### [Exercise requirements]
Find the lines with the string "name" and return them.

### [Material supplied]
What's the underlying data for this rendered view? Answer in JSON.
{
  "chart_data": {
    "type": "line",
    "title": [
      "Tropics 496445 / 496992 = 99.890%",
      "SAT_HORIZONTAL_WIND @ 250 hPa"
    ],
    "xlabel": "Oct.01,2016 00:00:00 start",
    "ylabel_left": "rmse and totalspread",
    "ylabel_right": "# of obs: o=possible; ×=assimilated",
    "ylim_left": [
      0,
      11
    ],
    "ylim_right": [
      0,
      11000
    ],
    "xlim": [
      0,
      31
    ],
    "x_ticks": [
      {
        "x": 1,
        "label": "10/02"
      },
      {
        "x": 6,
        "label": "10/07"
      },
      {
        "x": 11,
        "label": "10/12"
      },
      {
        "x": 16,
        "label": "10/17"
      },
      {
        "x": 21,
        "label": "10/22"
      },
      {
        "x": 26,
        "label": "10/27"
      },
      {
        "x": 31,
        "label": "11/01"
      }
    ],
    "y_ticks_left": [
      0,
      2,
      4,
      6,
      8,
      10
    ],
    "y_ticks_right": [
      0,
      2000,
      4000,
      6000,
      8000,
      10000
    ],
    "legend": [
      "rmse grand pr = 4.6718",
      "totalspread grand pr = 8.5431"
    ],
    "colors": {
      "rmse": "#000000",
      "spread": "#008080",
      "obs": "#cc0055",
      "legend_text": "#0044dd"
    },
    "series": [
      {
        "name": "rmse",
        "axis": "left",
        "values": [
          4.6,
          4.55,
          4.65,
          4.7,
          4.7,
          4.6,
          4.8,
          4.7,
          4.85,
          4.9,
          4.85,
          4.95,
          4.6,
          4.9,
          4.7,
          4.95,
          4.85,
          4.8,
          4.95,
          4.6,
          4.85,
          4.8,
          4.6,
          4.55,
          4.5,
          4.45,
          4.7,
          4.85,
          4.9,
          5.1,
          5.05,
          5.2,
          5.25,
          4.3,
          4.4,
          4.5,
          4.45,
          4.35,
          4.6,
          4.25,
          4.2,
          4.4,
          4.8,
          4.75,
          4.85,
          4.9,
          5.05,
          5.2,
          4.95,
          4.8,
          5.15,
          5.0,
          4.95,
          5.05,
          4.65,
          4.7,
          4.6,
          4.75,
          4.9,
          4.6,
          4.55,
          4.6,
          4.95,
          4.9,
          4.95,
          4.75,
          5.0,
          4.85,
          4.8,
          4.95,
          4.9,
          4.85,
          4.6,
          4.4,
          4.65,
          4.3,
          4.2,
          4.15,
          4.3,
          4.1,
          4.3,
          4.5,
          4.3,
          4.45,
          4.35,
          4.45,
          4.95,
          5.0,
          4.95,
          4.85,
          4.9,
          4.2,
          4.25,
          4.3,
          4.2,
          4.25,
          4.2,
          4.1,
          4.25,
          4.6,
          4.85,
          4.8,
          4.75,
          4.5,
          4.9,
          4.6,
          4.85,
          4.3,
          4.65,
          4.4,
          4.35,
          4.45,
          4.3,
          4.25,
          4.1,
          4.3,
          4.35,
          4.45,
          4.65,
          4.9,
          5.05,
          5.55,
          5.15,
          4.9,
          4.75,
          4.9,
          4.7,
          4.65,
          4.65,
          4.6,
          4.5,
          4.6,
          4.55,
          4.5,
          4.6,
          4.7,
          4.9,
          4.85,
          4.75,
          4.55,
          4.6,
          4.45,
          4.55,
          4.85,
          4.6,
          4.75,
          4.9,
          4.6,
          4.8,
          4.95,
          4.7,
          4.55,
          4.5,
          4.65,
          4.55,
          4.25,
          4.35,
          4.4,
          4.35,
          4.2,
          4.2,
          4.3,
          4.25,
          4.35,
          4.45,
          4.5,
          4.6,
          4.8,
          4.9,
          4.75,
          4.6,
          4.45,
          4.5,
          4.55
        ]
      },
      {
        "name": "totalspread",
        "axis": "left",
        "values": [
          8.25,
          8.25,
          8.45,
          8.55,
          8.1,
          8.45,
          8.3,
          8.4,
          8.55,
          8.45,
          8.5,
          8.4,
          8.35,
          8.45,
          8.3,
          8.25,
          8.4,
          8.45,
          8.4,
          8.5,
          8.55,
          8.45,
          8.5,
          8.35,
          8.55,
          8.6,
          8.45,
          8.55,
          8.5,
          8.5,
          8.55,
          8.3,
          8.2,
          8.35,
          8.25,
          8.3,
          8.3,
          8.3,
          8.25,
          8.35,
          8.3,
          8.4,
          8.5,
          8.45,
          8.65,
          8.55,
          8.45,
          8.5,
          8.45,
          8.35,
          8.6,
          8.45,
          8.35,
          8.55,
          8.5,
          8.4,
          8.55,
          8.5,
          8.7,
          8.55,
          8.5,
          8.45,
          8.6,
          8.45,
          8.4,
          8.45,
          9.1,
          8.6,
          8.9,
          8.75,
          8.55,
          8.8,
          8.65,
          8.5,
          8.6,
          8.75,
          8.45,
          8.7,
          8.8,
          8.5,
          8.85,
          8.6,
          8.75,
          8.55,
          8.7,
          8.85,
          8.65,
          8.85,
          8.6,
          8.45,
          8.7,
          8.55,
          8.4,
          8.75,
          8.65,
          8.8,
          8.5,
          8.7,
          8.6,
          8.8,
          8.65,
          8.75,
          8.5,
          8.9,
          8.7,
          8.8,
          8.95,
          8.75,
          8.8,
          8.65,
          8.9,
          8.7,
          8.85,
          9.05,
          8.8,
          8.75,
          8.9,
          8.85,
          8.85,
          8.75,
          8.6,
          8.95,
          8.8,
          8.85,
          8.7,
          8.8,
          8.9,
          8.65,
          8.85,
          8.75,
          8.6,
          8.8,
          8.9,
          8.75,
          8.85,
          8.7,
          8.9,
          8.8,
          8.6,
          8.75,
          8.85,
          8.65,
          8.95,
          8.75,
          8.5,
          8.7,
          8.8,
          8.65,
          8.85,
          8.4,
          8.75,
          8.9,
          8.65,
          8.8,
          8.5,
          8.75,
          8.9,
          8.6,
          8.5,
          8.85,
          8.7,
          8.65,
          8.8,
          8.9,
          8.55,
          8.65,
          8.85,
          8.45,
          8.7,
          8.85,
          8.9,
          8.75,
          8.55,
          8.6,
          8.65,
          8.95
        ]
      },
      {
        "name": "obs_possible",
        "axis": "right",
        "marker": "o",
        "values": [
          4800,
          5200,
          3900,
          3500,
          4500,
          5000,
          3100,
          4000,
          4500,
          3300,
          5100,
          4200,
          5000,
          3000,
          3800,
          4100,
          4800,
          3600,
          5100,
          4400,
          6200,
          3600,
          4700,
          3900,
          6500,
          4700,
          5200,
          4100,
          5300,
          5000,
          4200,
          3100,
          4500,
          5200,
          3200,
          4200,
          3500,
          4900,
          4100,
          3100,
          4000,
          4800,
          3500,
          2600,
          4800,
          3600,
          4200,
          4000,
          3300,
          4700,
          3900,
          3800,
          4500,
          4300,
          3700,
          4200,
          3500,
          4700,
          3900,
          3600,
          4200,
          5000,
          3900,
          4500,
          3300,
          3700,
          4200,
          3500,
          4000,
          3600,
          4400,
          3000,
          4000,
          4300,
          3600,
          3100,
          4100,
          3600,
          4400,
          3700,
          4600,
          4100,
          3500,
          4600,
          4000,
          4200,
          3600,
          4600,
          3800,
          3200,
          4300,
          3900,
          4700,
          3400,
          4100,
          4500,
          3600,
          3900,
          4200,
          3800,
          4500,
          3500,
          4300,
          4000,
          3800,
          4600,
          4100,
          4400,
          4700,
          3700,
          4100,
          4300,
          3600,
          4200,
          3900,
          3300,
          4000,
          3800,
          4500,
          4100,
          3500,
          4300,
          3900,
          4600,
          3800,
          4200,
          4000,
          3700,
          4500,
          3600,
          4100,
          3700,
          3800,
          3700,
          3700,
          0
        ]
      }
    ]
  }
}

### [Written answer]
        "name": "rmse",
        "name": "totalspread",
        "name": "obs_possible",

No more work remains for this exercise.